Figure data in JSON:
⁂

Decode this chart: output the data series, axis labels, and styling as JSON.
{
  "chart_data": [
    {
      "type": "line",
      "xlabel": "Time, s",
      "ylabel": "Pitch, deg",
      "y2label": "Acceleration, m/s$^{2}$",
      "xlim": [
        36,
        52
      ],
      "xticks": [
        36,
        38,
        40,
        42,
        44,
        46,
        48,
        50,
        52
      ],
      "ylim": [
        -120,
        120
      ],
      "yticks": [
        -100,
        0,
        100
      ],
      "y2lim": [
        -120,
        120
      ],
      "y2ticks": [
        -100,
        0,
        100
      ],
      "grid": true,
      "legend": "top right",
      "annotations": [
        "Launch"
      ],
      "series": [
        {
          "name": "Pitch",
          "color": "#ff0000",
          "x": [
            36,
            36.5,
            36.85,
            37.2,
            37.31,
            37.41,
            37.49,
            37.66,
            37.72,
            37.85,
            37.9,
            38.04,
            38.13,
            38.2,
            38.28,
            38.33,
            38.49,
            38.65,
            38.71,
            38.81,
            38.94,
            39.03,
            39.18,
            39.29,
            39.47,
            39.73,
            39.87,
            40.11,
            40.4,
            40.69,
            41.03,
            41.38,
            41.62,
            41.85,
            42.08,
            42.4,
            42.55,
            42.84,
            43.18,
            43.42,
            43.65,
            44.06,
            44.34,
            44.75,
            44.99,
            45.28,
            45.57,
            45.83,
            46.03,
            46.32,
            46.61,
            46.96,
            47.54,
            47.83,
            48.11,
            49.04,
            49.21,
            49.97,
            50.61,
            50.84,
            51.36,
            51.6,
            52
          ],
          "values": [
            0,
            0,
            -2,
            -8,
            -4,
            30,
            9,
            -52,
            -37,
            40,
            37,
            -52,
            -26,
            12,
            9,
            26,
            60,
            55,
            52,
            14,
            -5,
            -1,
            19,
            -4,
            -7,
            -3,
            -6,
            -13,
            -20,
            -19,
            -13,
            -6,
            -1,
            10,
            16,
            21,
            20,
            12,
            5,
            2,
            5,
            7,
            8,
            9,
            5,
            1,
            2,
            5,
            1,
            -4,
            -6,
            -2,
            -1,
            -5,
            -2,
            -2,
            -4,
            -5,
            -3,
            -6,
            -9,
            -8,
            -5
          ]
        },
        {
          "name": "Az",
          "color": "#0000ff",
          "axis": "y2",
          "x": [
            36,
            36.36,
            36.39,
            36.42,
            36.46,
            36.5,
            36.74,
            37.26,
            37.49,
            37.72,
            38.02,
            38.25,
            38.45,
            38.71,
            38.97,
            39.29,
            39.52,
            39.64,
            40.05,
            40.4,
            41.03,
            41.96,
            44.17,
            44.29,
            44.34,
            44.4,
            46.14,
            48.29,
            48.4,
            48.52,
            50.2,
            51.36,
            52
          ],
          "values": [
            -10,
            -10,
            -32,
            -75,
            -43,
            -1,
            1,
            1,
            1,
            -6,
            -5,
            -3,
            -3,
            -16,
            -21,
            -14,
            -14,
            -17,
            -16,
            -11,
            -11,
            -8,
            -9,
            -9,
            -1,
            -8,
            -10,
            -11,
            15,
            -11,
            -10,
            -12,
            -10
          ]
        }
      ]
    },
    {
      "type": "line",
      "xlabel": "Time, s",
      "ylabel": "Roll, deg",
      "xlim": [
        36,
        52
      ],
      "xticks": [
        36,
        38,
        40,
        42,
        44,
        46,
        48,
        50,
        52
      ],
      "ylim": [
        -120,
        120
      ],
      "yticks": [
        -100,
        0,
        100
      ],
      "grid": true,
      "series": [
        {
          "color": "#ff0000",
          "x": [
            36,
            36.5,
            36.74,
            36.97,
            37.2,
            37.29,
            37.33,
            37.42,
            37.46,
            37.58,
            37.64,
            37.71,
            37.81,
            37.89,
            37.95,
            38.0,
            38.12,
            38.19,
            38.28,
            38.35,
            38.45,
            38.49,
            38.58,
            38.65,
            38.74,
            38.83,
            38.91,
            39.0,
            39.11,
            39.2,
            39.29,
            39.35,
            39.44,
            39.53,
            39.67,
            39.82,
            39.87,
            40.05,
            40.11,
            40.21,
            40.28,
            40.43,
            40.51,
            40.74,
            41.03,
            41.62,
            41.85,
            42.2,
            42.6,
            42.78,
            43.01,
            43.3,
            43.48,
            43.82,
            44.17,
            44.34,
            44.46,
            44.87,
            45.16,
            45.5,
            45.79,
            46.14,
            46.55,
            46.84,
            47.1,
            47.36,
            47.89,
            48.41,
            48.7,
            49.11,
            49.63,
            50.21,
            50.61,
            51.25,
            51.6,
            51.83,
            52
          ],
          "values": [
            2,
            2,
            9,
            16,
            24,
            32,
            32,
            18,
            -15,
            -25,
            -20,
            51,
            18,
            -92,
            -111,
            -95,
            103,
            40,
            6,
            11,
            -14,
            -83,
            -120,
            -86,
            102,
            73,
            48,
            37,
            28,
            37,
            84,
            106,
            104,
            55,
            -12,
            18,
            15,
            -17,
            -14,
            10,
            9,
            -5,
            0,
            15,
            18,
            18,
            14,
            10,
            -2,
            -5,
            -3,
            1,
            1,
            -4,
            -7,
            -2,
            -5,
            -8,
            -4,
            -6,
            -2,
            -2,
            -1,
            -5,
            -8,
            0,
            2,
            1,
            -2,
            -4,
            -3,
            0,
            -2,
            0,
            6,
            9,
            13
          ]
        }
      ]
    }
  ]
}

⁂

- [Problem statement] The entries above should be repeated exactly, every one of them.

- [Result of the task]
Decode this chart: output the data series, axis labels, and styling as JSON.
{
  "chart_data": [
    {
      "type": "line",
      "xlabel": "Time, s",
      "ylabel": "Pitch, deg",
      "y2label": "Acceleration, m/s$^{2}$",
      "xlim": [
        36,
        52
      ],
      "xticks": [
        36,
        38,
        40,
        42,
        44,
        46,
        48,
        50,
        52
      ],
      "ylim": [
        -120,
        120
      ],
      "yticks": [
        -100,
        0,
        100
      ],
      "y2lim": [
        -120,
        120
      ],
      "y2ticks": [
        -100,
        0,
        100
      ],
      "grid": true,
      "legend": "top right",
      "annotations": [
        "Launch"
      ],
      "series": [
        {
          "name": "Pitch",
          "color": "#ff0000",
          "x": [
            36,
            36.5,
            36.85,
            37.2,
            37.31,
            37.41,
            37.49,
            37.66,
            37.72,
            37.85,
            37.9,
            38.04,
            38.13,
            38.2,
            38.28,
            38.33,
            38.49,
            38.65,
            38.71,
            38.81,
            38.94,
            39.03,
            39.18,
            39.29,
            39.47,
            39.73,
            39.87,
            40.11,
            40.4,
            40.69,
            41.03,
            41.38,
            41.62,
            41.85,
            42.08,
            42.4,
            42.55,
            42.84,
            43.18,
            43.42,
            43.65,
            44.06,
            44.34,
            44.75,
            44.99,
            45.28,
            45.57,
            45.83,
            46.03,
            46.32,
            46.61,
            46.96,
            47.54,
            47.83,
            48.11,
            49.04,
            49.21,
            49.97,
            50.61,
            50.84,
            51.36,
            51.6,
            52
          ],
          "values": [
            0,
            0,
            -2,
            -8,
            -4,
            30,
            9,
            -52,
            -37,
            40,
            37,
            -52,
            -26,
            12,
            9,
            26,
            60,
            55,
            52,
            14,
            -5,
            -1,
            19,
            -4,
            -7,
            -3,
            -6,
            -13,
            -20,
            -19,
            -13,
            -6,
            -1,
            10,
            16,
            21,
            20,
            12,
            5,
            2,
            5,
            7,
            8,
            9,
            5,
            1,
            2,
            5,
            1,
            -4,
            -6,
            -2,
            -1,
            -5,
            -2,
            -2,
            -4,
            -5,
            -3,
            -6,
            -9,
            -8,
            -5
          ]
        },
        {
          "name": "Az",
          "color": "#0000ff",
          "axis": "y2",
          "x": [
            36,
            36.36,
            36.39,
            36.42,
            36.46,
            36.5,
            36.74,
            37.26,
            37.49,
            37.72,
            38.02,
            38.25,
            38.45,
            38.71,
            38.97,
            39.29,
            39.52,
            39.64,
            40.05,
            40.4,
            41.03,
            41.96,
            44.17,
            44.29,
            44.34,
            44.4,
            46.14,
            48.29,
            48.4,
            48.52,
            50.2,
            51.36,
            52
          ],
          "values": [
            -10,
            -10,
            -32,
            -75,
            -43,
            -1,
            1,
            1,
            1,
            -6,
            -5,
            -3,
            -3,
            -16,
            -21,
            -14,
            -14,
            -17,
            -16,
            -11,
            -11,
            -8,
            -9,
            -9,
            -1,
            -8,
            -10,
            -11,
            15,
            -11,
            -10,
            -12,
            -10
          ]
        }
      ]
    },
    {
      "type": "line",
      "xlabel": "Time, s",
      "ylabel": "Roll, deg",
      "xlim": [
        36,
        52
      ],
      "xticks": [
        36,
        38,
        40,
        42,
        44,
        46,
        48,
        50,
        52
      ],
      "ylim": [
        -120,
        120
      ],
      "yticks": [
        -100,
        0,
        100
      ],
      "grid": true,
      "series": [
        {
          "color": "#ff0000",
          "x": [
            36,
            36.5,
            36.74,
            36.97,
            37.2,
            37.29,
            37.33,
            37.42,
            37.46,
            37.58,
            37.64,
            37.71,
            37.81,
            37.89,
            37.95,
            38.0,
            38.12,
            38.19,
            38.28,
            38.35,
            38.45,
            38.49,
            38.58,
            38.65,
            38.74,
            38.83,
            38.91,
            39.0,
            39.11,
            39.2,
            39.29,
            39.35,
            39.44,
            39.53,
            39.67,
            39.82,
            39.87,
            40.05,
            40.11,
            40.21,
            40.28,
            40.43,
            40.51,
            40.74,
            41.03,
            41.62,
            41.85,
            42.2,
            42.6,
            42.78,
            43.01,
            43.3,
            43.48,
            43.82,
            44.17,
            44.34,
            44.46,
            44.87,
            45.16,
            45.5,
            45.79,
            46.14,
            46.55,
            46.84,
            47.1,
            47.36,
            47.89,
            48.41,
            48.7,
            49.11,
            49.63,
            50.21,
            50.61,
            51.25,
            51.6,
            51.83,
            52
          ],
          "values": [
            2,
            2,
            9,
            16,
            24,
            32,
            32,
            18,
            -15,
            -25,
            -20,
            51,
            18,
            -92,
            -111,
            -95,
            103,
            40,
            6,
            11,
            -14,
            -83,
            -120,
            -86,
            102,
            73,
            48,
            37,
            28,
            37,
            84,
            106,
            104,
            55,
            -12,
            18,
            15,
            -17,
            -14,
            10,
            9,
            -5,
            0,
            15,
            18,
            18,
            14,
            10,
            -2,
            -5,
            -3,
            1,
            1,
            -4,
            -7,
            -2,
            -5,
            -8,
            -4,
            -6,
            -2,
            -2,
            -1,
            -5,
            -8,
            0,
            2,
            1,
            -2,
            -4,
            -3,
            0,
            -2,
            0,
            6,
            9,
            13
          ]
        }
      ]
    }
  ]
}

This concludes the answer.